------ Documentfragment ------
In het kader van herfinanciering hebben op 16 maart 2009 [H], de [K-bank] en de bouwcombinatie een overeenkomst van achterstelling afgesloten. In deze overeenkomst is – voor zover hier van belang – het volgende vastgelegd:

“1. De bouwcombinatie zal in totaal een bedrag van EUR 1.000.000,- aan openstaande vorderingen achterstellen bij de huidige en toekomstige vorderingen van de bank.

(…)

8. Op de achtergestelde vorderingen worden tot het moment van voltooiing van de bouw en oplevering van alle appartementen geen aflossingen verricht.
------ Items ------
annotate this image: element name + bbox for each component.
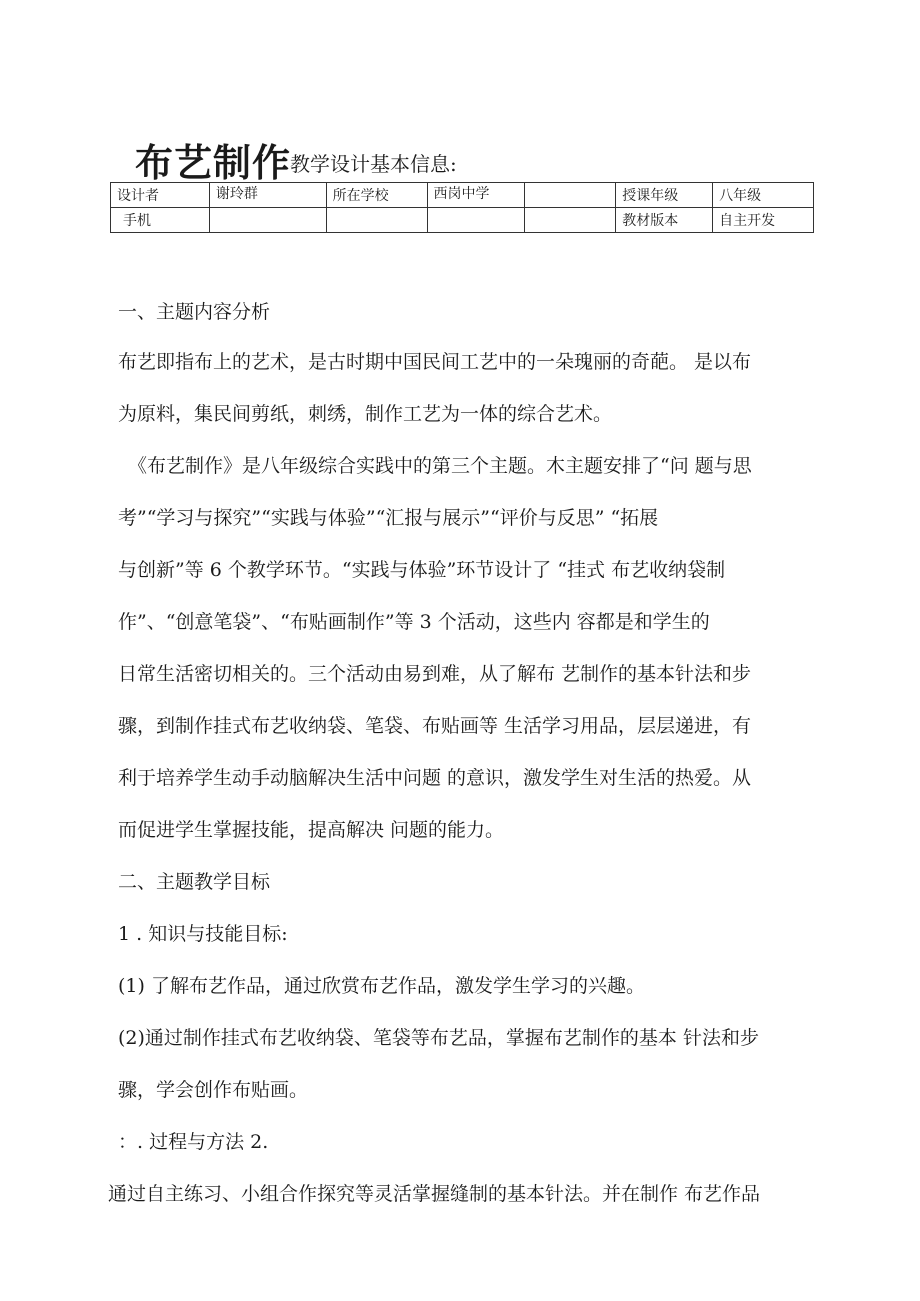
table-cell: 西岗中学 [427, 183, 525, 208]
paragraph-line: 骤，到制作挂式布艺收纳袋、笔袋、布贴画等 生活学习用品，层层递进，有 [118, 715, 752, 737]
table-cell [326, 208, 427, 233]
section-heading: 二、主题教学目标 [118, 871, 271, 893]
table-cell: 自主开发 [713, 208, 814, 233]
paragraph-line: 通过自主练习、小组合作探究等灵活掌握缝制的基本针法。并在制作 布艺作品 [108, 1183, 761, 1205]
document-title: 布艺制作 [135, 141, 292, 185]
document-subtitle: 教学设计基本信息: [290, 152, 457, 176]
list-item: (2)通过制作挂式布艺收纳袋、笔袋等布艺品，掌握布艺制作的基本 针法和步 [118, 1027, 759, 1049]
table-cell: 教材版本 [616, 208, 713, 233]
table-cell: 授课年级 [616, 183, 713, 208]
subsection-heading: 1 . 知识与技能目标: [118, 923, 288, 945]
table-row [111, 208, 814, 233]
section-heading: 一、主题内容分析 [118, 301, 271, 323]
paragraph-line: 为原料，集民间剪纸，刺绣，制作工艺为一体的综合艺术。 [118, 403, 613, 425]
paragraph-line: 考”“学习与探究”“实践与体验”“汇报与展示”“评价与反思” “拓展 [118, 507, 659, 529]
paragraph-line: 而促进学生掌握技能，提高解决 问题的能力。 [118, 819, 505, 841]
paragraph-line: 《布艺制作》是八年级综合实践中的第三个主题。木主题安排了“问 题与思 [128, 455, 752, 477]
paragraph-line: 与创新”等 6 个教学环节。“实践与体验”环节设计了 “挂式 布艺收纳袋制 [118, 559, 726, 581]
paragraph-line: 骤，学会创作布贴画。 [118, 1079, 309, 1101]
------
_Instructies opdrachten:_
A – Welk bedrag aan openstaande vorderingen stelt de bouwcombinatie volgens het fragment over de achterstellingsovereenkomst achter bij de vorderingen van de bank?
B – Schrijf het fragment over de achterstellingsovereenkomst verder, aansluitend op de laatste weergegeven bepaling.

_Antwoorden opdrachten:_
A – In totaal EUR 1.000.000,-.

B –
9. Na voltooiing van de bouw en de oplevering van alle appartementen zal met [H] een aflossingsschema worden overeengekomen. Zolang de bank een hoger bedrag van [H] te vorderen heeft dan EUR 4.000.000,- zal de hoogte van de aflossingen worden vastgesteld pro rata de vorderingen van de Bouwcombinatie en de Bank. Zodra de vordering van de bank kleiner of gelijk is aan EUR 4.000.000,-, zal de volledige aflossingscapaciteit van [H] aangewend worden ter aflossing van de vordering van de Bouwcombinatie. De vast te stellen aflossingsschema’s zullen rekening houden met de financiële draagkracht van [H].

10. De Bouwcombinatie krijgt ter meerdere zekerheid voor de nakoming van de verplichtingen van [H] ter zake de achtergestelde vorderingen een 2e hypotheekrecht op [J] achter de bank.”

2.6.

Op 12 februari 2010 is [H] failliet verklaard.

2.7.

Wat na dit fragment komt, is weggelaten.